What to produce: Print the listing as it stands, omitting all images.

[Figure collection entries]
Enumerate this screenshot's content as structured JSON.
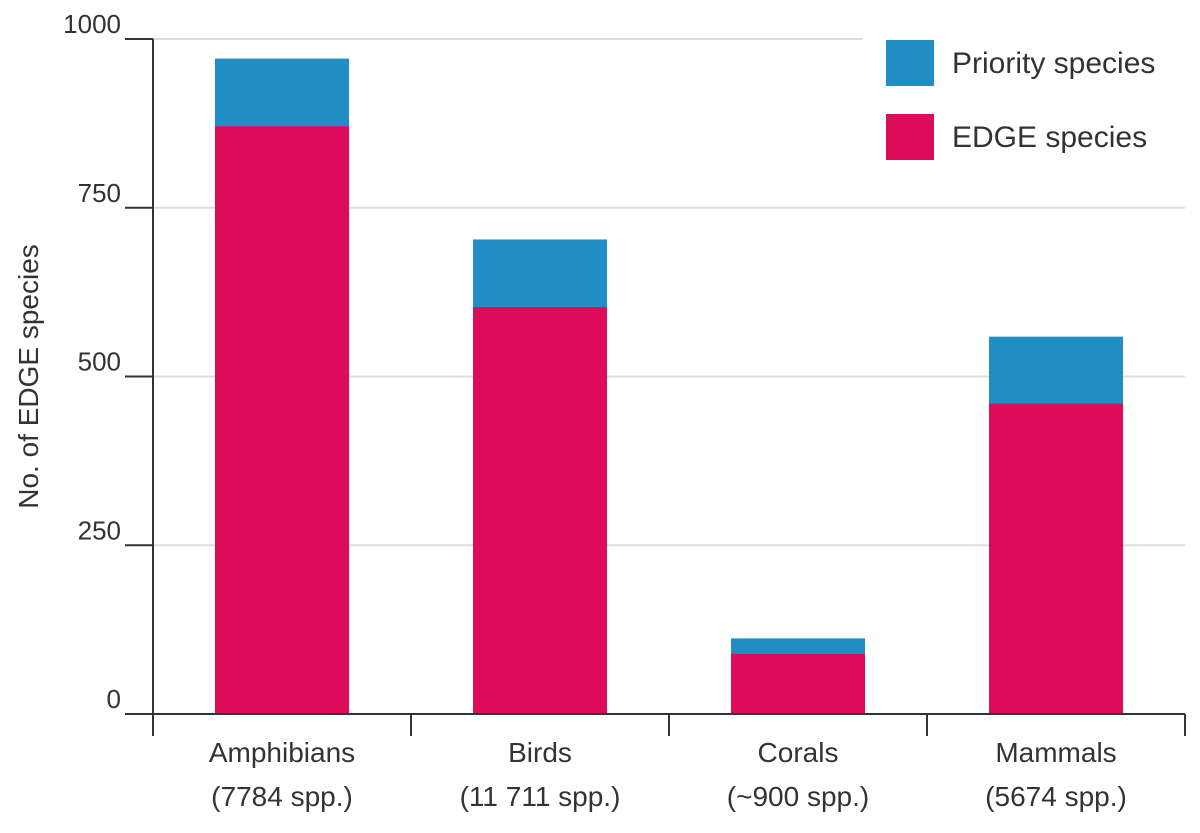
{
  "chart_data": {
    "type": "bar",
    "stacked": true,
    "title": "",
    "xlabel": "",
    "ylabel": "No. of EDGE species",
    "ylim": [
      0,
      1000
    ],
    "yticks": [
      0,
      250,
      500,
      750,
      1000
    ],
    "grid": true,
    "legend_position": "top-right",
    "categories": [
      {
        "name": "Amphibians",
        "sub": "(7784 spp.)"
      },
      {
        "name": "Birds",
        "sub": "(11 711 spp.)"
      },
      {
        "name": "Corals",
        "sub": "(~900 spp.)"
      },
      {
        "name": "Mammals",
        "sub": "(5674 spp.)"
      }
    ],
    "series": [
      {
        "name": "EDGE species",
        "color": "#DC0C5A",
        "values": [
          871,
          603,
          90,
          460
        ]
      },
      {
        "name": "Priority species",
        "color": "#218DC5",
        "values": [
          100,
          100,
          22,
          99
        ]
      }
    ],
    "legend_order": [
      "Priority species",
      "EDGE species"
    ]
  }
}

Correct output:
Enumerate this screenshot's content as structured JSON.
{
  "chart_data": {
    "type": "bar",
    "stacked": true,
    "title": "",
    "xlabel": "",
    "ylabel": "No. of EDGE species",
    "ylim": [
      0,
      1000
    ],
    "yticks": [
      0,
      250,
      500,
      750,
      1000
    ],
    "grid": true,
    "legend_position": "top-right",
    "categories": [
      {
        "name": "Amphibians",
        "sub": "(7784 spp.)"
      },
      {
        "name": "Birds",
        "sub": "(11 711 spp.)"
      },
      {
        "name": "Corals",
        "sub": "(~900 spp.)"
      },
      {
        "name": "Mammals",
        "sub": "(5674 spp.)"
      }
    ],
    "series": [
      {
        "name": "EDGE species",
        "color": "#DC0C5A",
        "values": [
          871,
          603,
          90,
          460
        ]
      },
      {
        "name": "Priority species",
        "color": "#218DC5",
        "values": [
          100,
          100,
          22,
          99
        ]
      }
    ],
    "legend_order": [
      "Priority species",
      "EDGE species"
    ]
  }
}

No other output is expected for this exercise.